## What you need to do
Report how many lines contain the word "from"; answer with the number only.

## Task inputs

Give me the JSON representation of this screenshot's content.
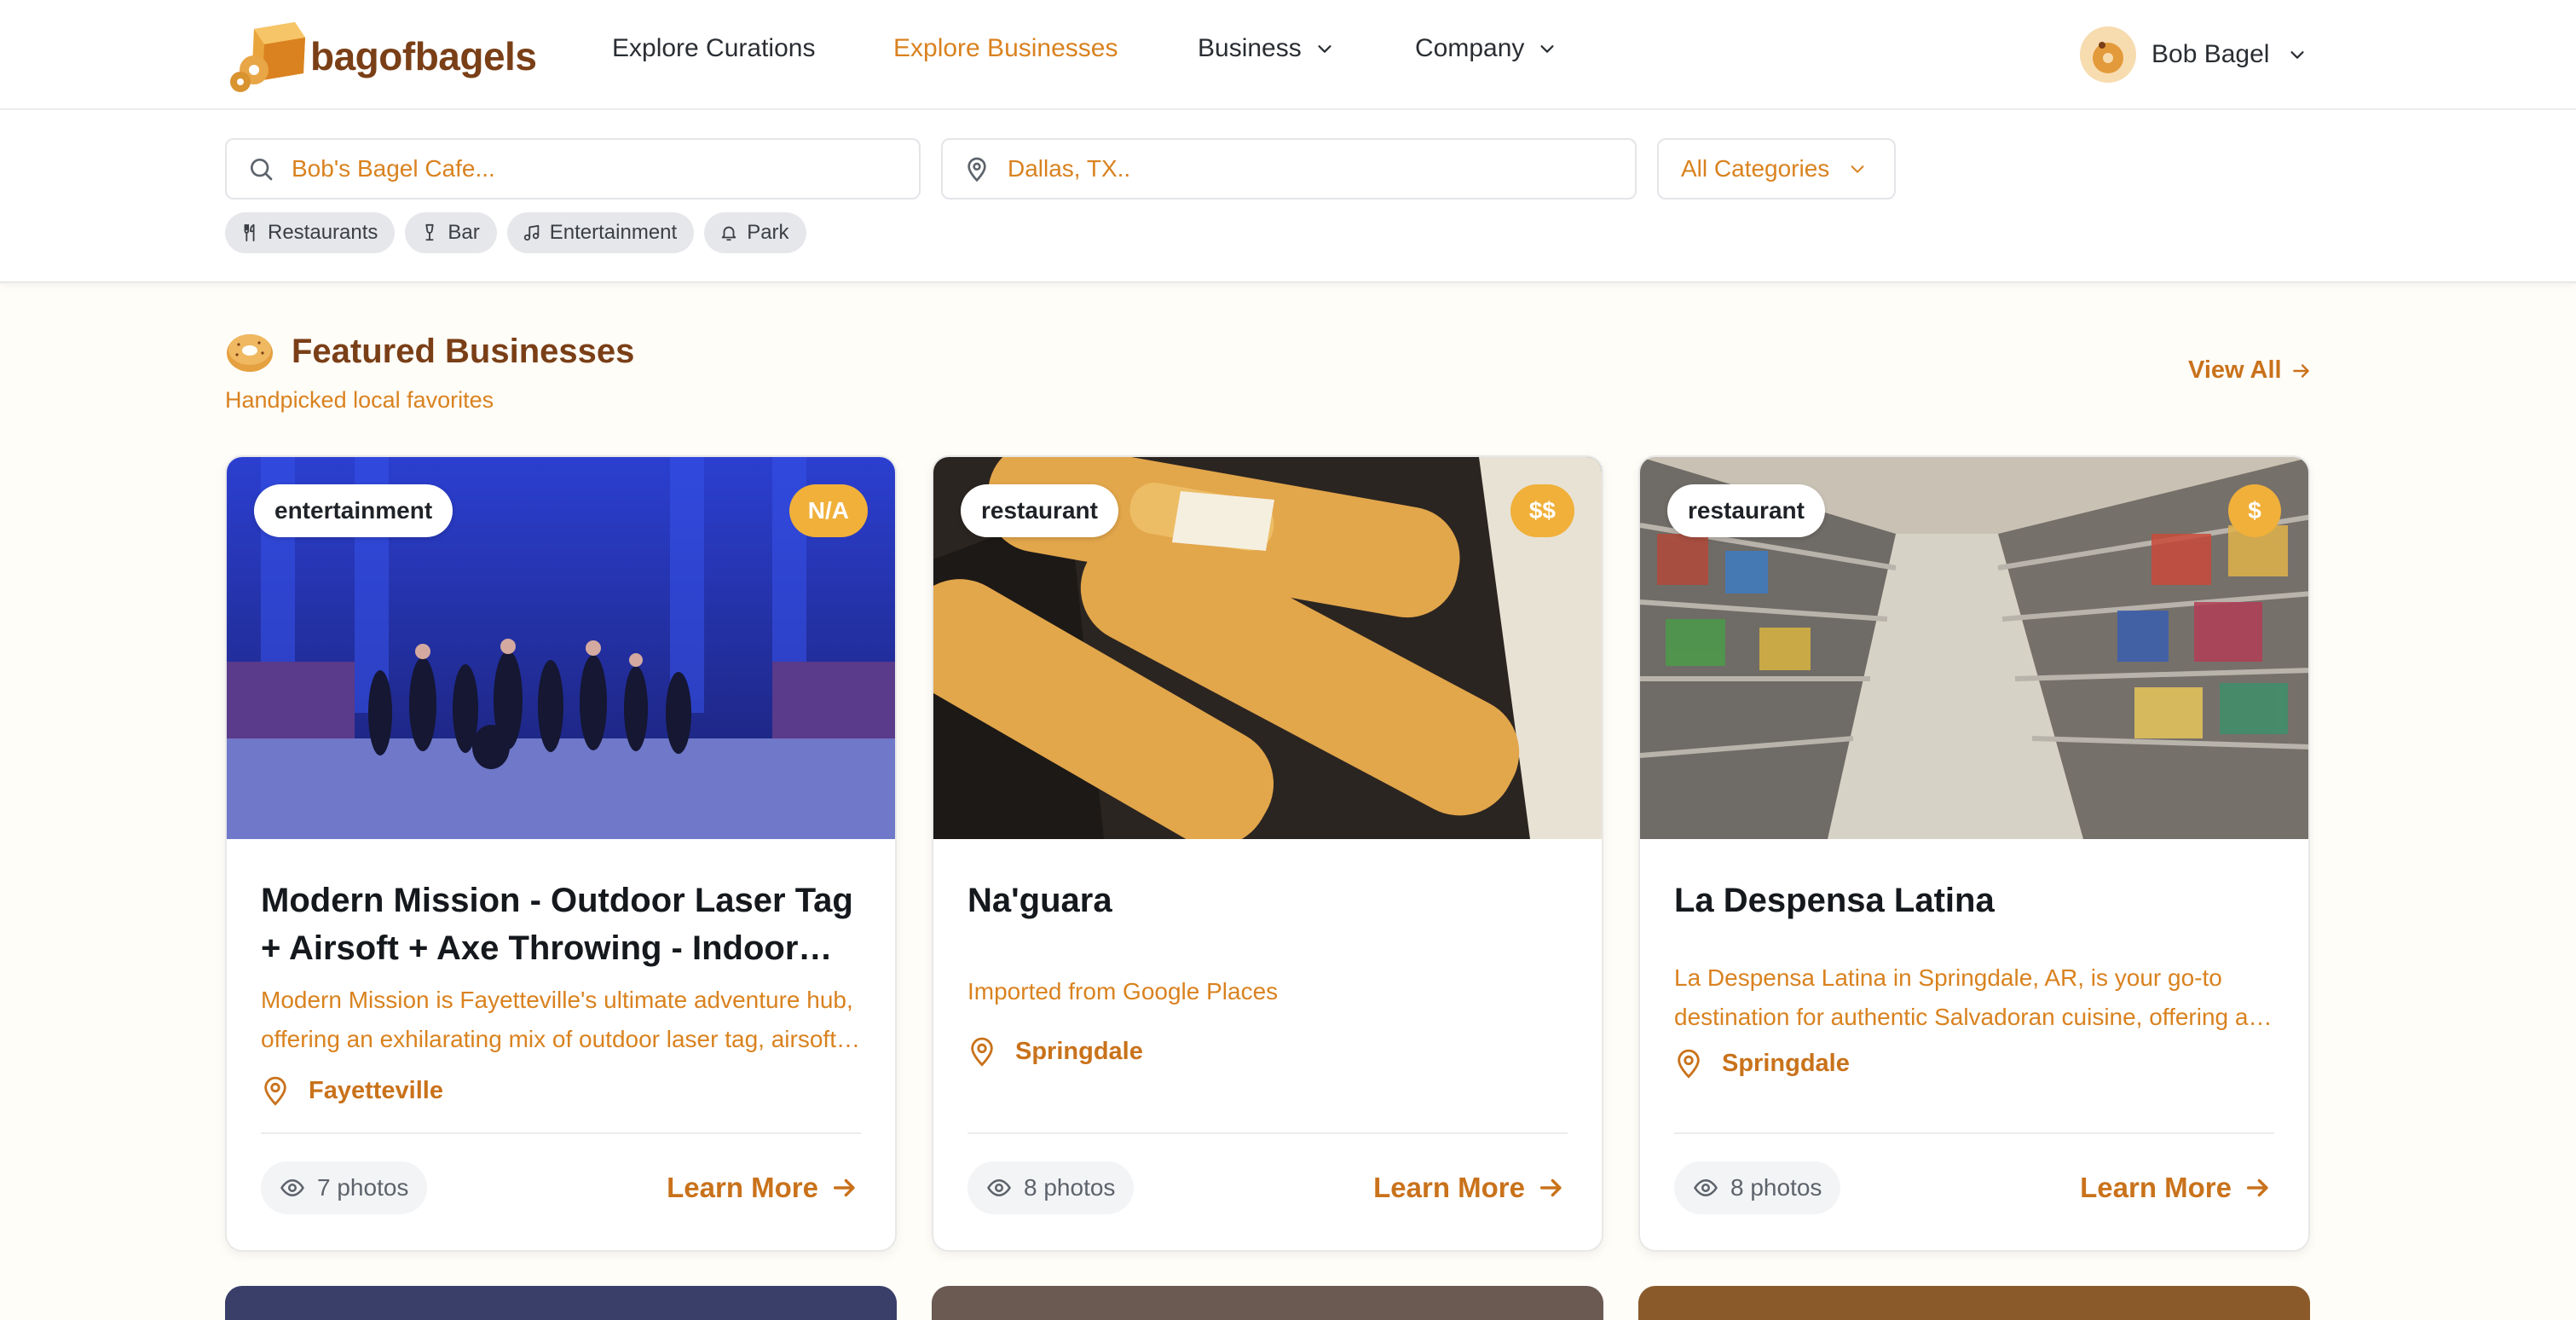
{
  "nav": {
    "logo_text": "bagofbagels",
    "links": [
      {
        "label": "Explore Curations"
      },
      {
        "label": "Explore Businesses"
      },
      {
        "label": "Business"
      },
      {
        "label": "Company"
      }
    ],
    "user_name": "Bob Bagel",
    "accent": "#d9821f"
  },
  "search": {
    "query_placeholder": "Bob's Bagel Cafe...",
    "location_placeholder": "Dallas, TX..",
    "category_value": "All Categories",
    "chips": [
      {
        "label": "Restaurants",
        "icon": "utensils-icon"
      },
      {
        "label": "Bar",
        "icon": "wine-glass-icon"
      },
      {
        "label": "Entertainment",
        "icon": "music-icon"
      },
      {
        "label": "Park",
        "icon": "bell-icon"
      }
    ]
  },
  "featured": {
    "title": "Featured Businesses",
    "subtitle": "Handpicked local favorites",
    "view_all": "View All",
    "cards": [
      {
        "category": "entertainment",
        "price": "N/A",
        "title": "Modern Mission - Outdoor Laser Tag + Airsoft + Axe Throwing - Indoor Laser Tag",
        "description": "Modern Mission is Fayetteville's ultimate adventure hub, offering an exhilarating mix of outdoor laser tag, airsoft, and axe throwing.",
        "location": "Fayetteville",
        "photos": "7 photos",
        "cta": "Learn More"
      },
      {
        "category": "restaurant",
        "price": "$$",
        "title": "Na'guara",
        "description": "Imported from Google Places",
        "location": "Springdale",
        "photos": "8 photos",
        "cta": "Learn More"
      },
      {
        "category": "restaurant",
        "price": "$",
        "title": "La Despensa Latina",
        "description": "La Despensa Latina in Springdale, AR, is your go-to destination for authentic Salvadoran cuisine, offering a variety of dishes.",
        "location": "Springdale",
        "photos": "8 photos",
        "cta": "Learn More"
      }
    ]
  }
}
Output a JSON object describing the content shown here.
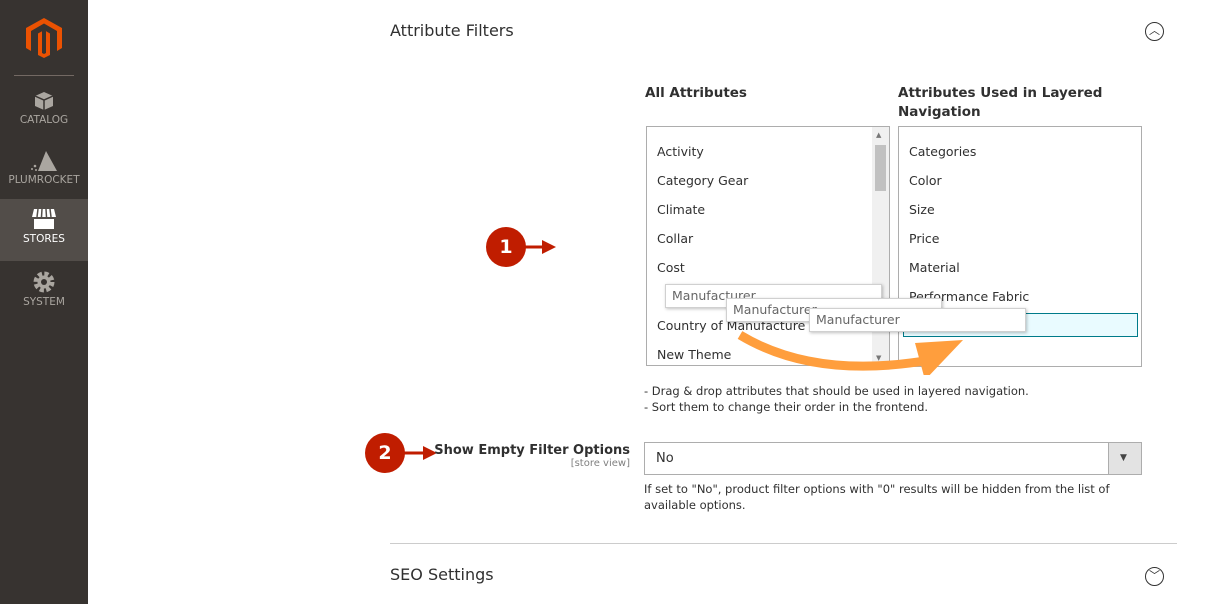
{
  "sidebar": {
    "items": [
      {
        "label": "CATALOG",
        "icon": "box-icon"
      },
      {
        "label": "PLUMROCKET",
        "icon": "plumrocket-icon"
      },
      {
        "label": "STORES",
        "icon": "store-icon",
        "active": true
      },
      {
        "label": "SYSTEM",
        "icon": "gear-icon"
      }
    ]
  },
  "attribute_filters": {
    "title": "Attribute Filters",
    "all_header": "All Attributes",
    "used_header": "Attributes Used in Layered Navigation",
    "all_items": [
      "Activity",
      "Category Gear",
      "Climate",
      "Collar",
      "Cost",
      "Country of Manufacture",
      "New Theme"
    ],
    "used_items": [
      "Categories",
      "Color",
      "Size",
      "Price",
      "Material",
      "Performance Fabric"
    ],
    "dragged_item": "Manufacturer",
    "notes": [
      "- Drag & drop attributes that should be used in layered navigation.",
      "- Sort them to change their order in the frontend."
    ]
  },
  "show_empty": {
    "label": "Show Empty Filter Options",
    "scope": "[store view]",
    "value": "No",
    "note": "If set to \"No\", product filter options with \"0\" results will be hidden from the list of available options."
  },
  "seo": {
    "title": "SEO Settings"
  },
  "annotations": [
    "1",
    "2"
  ],
  "colors": {
    "brand": "#eb5202",
    "badge": "#c01d00",
    "drag_arrow": "#ff9e3d",
    "drop_target": "#007b8a"
  }
}
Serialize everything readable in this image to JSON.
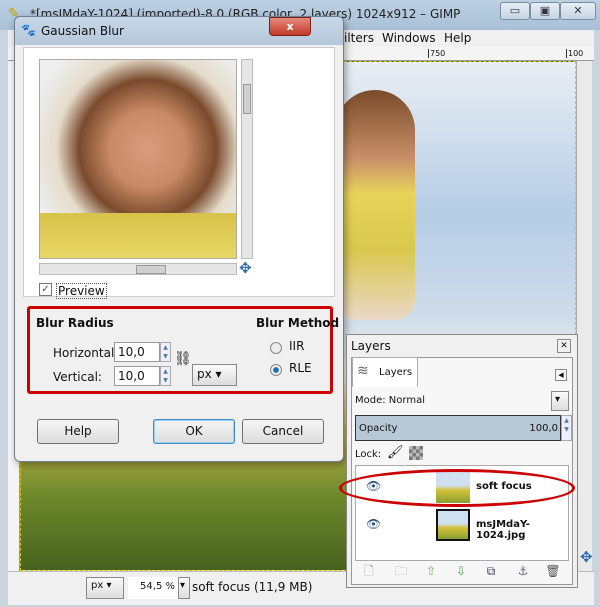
{
  "window": {
    "title": "*[msJMdaY-1024] (imported)-8.0 (RGB color, 2 layers) 1024x912 – GIMP",
    "minimize": "▭",
    "maximize": "▣",
    "close": "✕"
  },
  "menu": {
    "items": [
      "ilters",
      "Windows",
      "Help"
    ]
  },
  "ruler": {
    "mark1": "750",
    "mark2": "100"
  },
  "status": {
    "unit": "px",
    "zoom": "54,5 %",
    "info": "soft focus (11,9 MB)"
  },
  "dialog": {
    "title": "Gaussian Blur",
    "close": "x",
    "preview_label": "Preview",
    "preview_checked": true,
    "blur_radius": {
      "heading": "Blur Radius",
      "horizontal_label": "Horizontal:",
      "horizontal_value": "10,0",
      "vertical_label": "Vertical:",
      "vertical_value": "10,0",
      "unit": "px"
    },
    "blur_method": {
      "heading": "Blur Method",
      "options": [
        "IIR",
        "RLE"
      ],
      "selected": "RLE"
    },
    "buttons": {
      "help": "Help",
      "ok": "OK",
      "cancel": "Cancel"
    }
  },
  "layers": {
    "title": "Layers",
    "tab": "Layers",
    "mode_label": "Mode: Normal",
    "opacity_label": "Opacity",
    "opacity_value": "100,0",
    "lock_label": "Lock:",
    "items": [
      {
        "name": "soft focus",
        "highlighted": true
      },
      {
        "name": "msJMdaY-1024.jpg",
        "highlighted": false
      }
    ]
  },
  "colors": {
    "highlight": "#cc0000",
    "accent": "#2b6ab0"
  }
}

## Problem solution
2